- Extracted entries -
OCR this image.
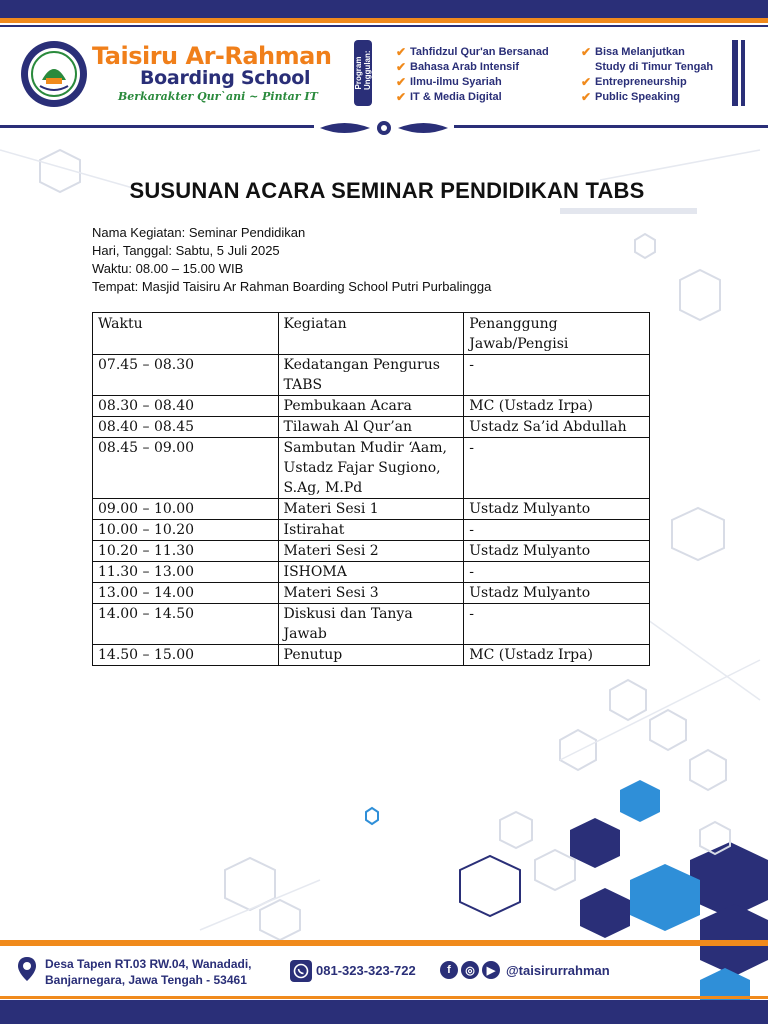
Taisiru Ar-Rahman
Boarding School
Berkarakter Qur`ani ~ Pintar IT
Program Unggulan: ✔ Tahfidzul Qur'an Bersanad
✔ Bahasa Arab Intensif
✔ Ilmu-ilmu Syariah
✔ IT & Media Digital
✔ Bisa Melanjutkan
Study di Timur Tengah
✔ Entrepreneurship
✔ Public Speaking
SUSUNAN ACARA SEMINAR PENDIDIKAN TABS
Nama Kegiatan: Seminar Pendidikan
Hari, Tanggal: Sabtu, 5 Juli 2025
Waktu: 08.00 – 15.00 WIB
Tempat: Masjid Taisiru Ar Rahman Boarding School Putri Purbalingga
Waktu	Kegiatan	Penanggung Jawab/Pengisi
07.45 – 08.30	Kedatangan Pengurus TABS	-
08.30 – 08.40	Pembukaan Acara	MC (Ustadz Irpa)
08.40 – 08.45	Tilawah Al Qur’an	Ustadz Sa’id Abdullah
08.45 – 09.00	Sambutan Mudir ‘Aam, Ustadz Fajar Sugiono, S.Ag, M.Pd	-
09.00 – 10.00	Materi Sesi 1	Ustadz Mulyanto
10.00 – 10.20	Istirahat	-
10.20 – 11.30	Materi Sesi 2	Ustadz Mulyanto
11.30 – 13.00	ISHOMA	-
13.00 – 14.00	Materi Sesi 3	Ustadz Mulyanto
14.00 – 14.50	Diskusi dan Tanya Jawab	-
14.50 – 15.00	Penutup	MC (Ustadz Irpa)
Desa Tapen RT.03 RW.04, Wanadadi,
Banjarnegara, Jawa Tengah - 53461
081-323-323-722	f	◎	▶ @taisirurrahman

- Goal of the exercise -
Repeat the records in full, exactly as they appear, without the pictures.

- Answer to the task -
OCR this image.
Taisiru Ar-Rahman
Boarding School
Berkarakter Qur`ani ~ Pintar IT
Program Unggulan: ✔ Tahfidzul Qur'an Bersanad
✔ Bahasa Arab Intensif
✔ Ilmu-ilmu Syariah
✔ IT & Media Digital
✔ Bisa Melanjutkan
Study di Timur Tengah
✔ Entrepreneurship
✔ Public Speaking
SUSUNAN ACARA SEMINAR PENDIDIKAN TABS
Nama Kegiatan: Seminar Pendidikan
Hari, Tanggal: Sabtu, 5 Juli 2025
Waktu: 08.00 – 15.00 WIB
Tempat: Masjid Taisiru Ar Rahman Boarding School Putri Purbalingga
Waktu	Kegiatan	Penanggung Jawab/Pengisi
07.45 – 08.30	Kedatangan Pengurus TABS	-
08.30 – 08.40	Pembukaan Acara	MC (Ustadz Irpa)
08.40 – 08.45	Tilawah Al Qur’an	Ustadz Sa’id Abdullah
08.45 – 09.00	Sambutan Mudir ‘Aam, Ustadz Fajar Sugiono, S.Ag, M.Pd	-
09.00 – 10.00	Materi Sesi 1	Ustadz Mulyanto
10.00 – 10.20	Istirahat	-
10.20 – 11.30	Materi Sesi 2	Ustadz Mulyanto
11.30 – 13.00	ISHOMA	-
13.00 – 14.00	Materi Sesi 3	Ustadz Mulyanto
14.00 – 14.50	Diskusi dan Tanya Jawab	-
14.50 – 15.00	Penutup	MC (Ustadz Irpa)
Desa Tapen RT.03 RW.04, Wanadadi,
Banjarnegara, Jawa Tengah - 53461
081-323-323-722	f	◎	▶ @taisirurrahman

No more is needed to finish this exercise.